_Requirements_. Check each line for the string "piumotto". Give only the count of lines that have it.

_Recorded data_.
##########
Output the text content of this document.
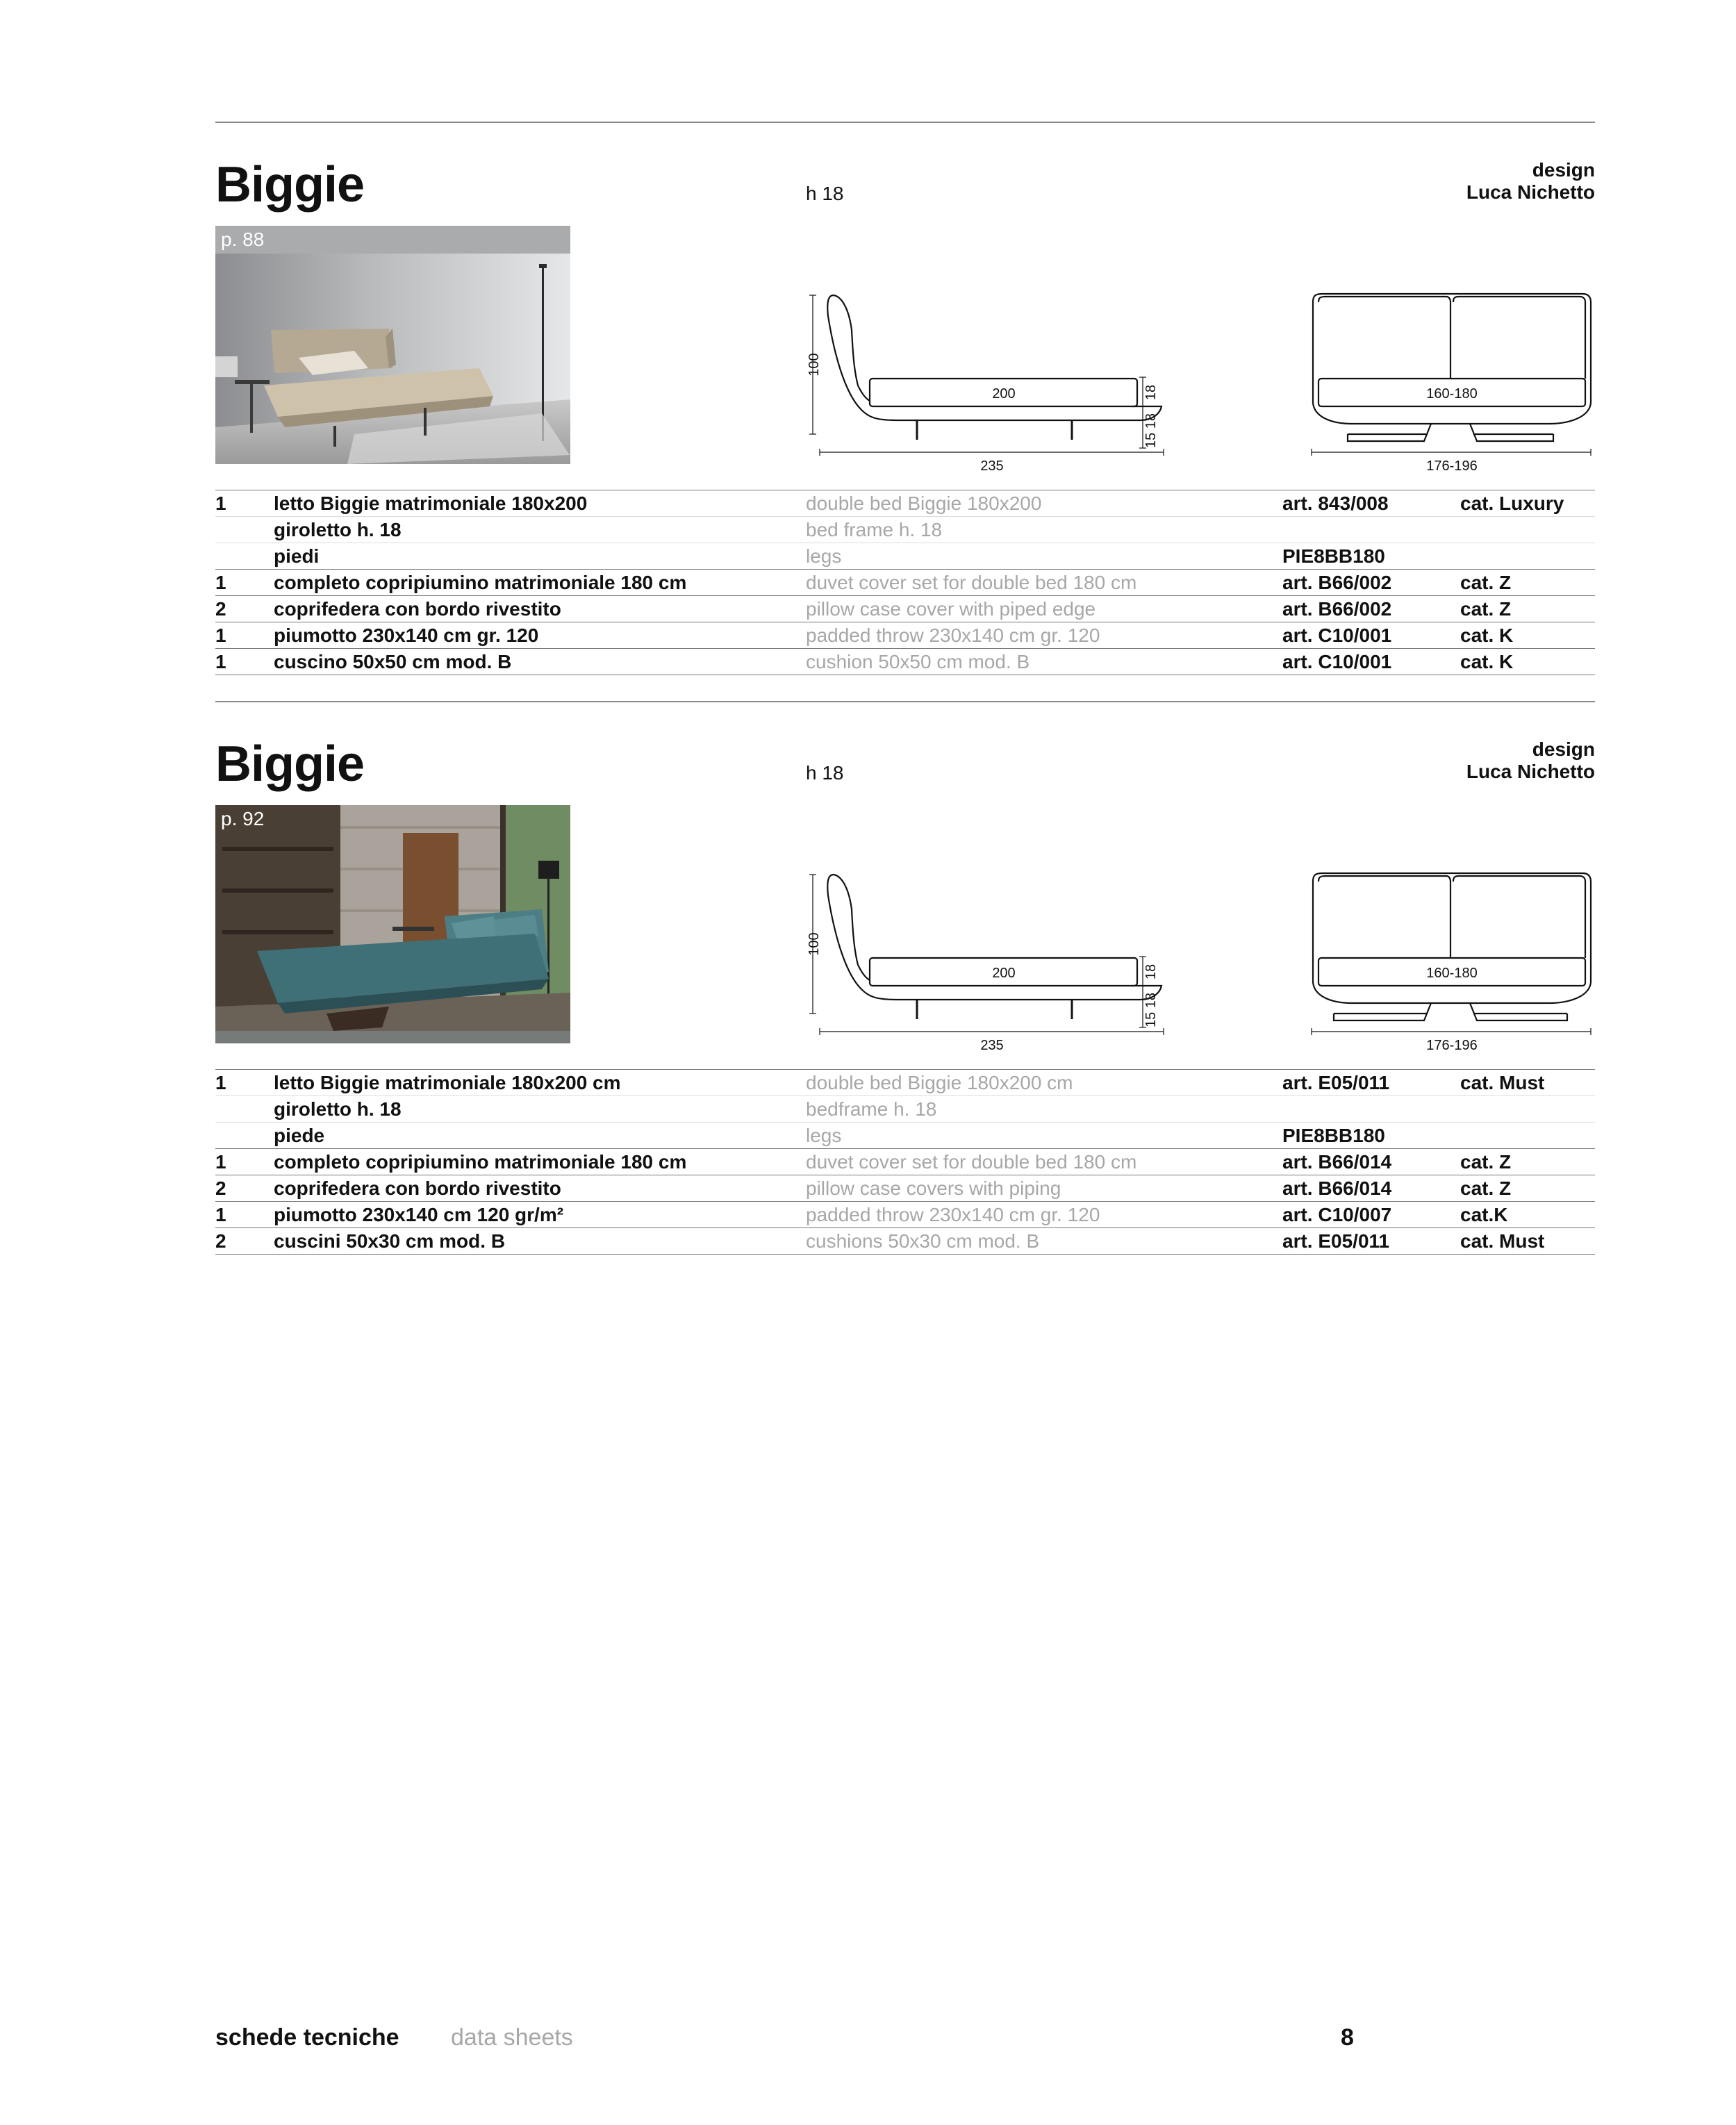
Biggie	h 18
design
Luca Nichetto
p. 88
100
200
235
18
15 18
160-180
176-196
1	letto Biggie matrimoniale 180x200	double bed Biggie 180x200	art. 843/008	cat. Luxury
	giroletto h. 18	bed frame h. 18		
	piedi	legs	PIE8BB180	
1	completo copripiumino matrimoniale 180 cm	duvet cover set for double bed 180 cm	art. B66/002	cat. Z
2	coprifedera con bordo rivestito	pillow case cover with piped edge	art. B66/002	cat. Z
1	piumotto 230x140 cm gr. 120	padded throw 230x140 cm gr. 120	art. C10/001	cat. K
1	cuscino 50x50 cm mod. B	cushion 50x50 cm mod. B	art. C10/001	cat. K
Biggie	h 18
design
Luca Nichetto
p. 92
100
200
235
18
15 18
160-180
176-196
1	letto Biggie matrimoniale 180x200 cm	double bed Biggie 180x200 cm	art. E05/011	cat. Must
	giroletto h. 18	bedframe h. 18		
	piede	legs	PIE8BB180	
1	completo copripiumino matrimoniale 180 cm	duvet cover set for double bed 180 cm	art. B66/014	cat. Z
2	coprifedera con bordo rivestito	pillow case covers with piping	art. B66/014	cat. Z
1	piumotto 230x140 cm 120 gr/m²	padded throw 230x140 cm gr. 120	art. C10/007	cat.K
2	cuscini 50x30 cm mod. B	cushions 50x30 cm mod. B	art. E05/011	cat. Must
schede tecniche data sheets	8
##########
_Answer to this task_. 2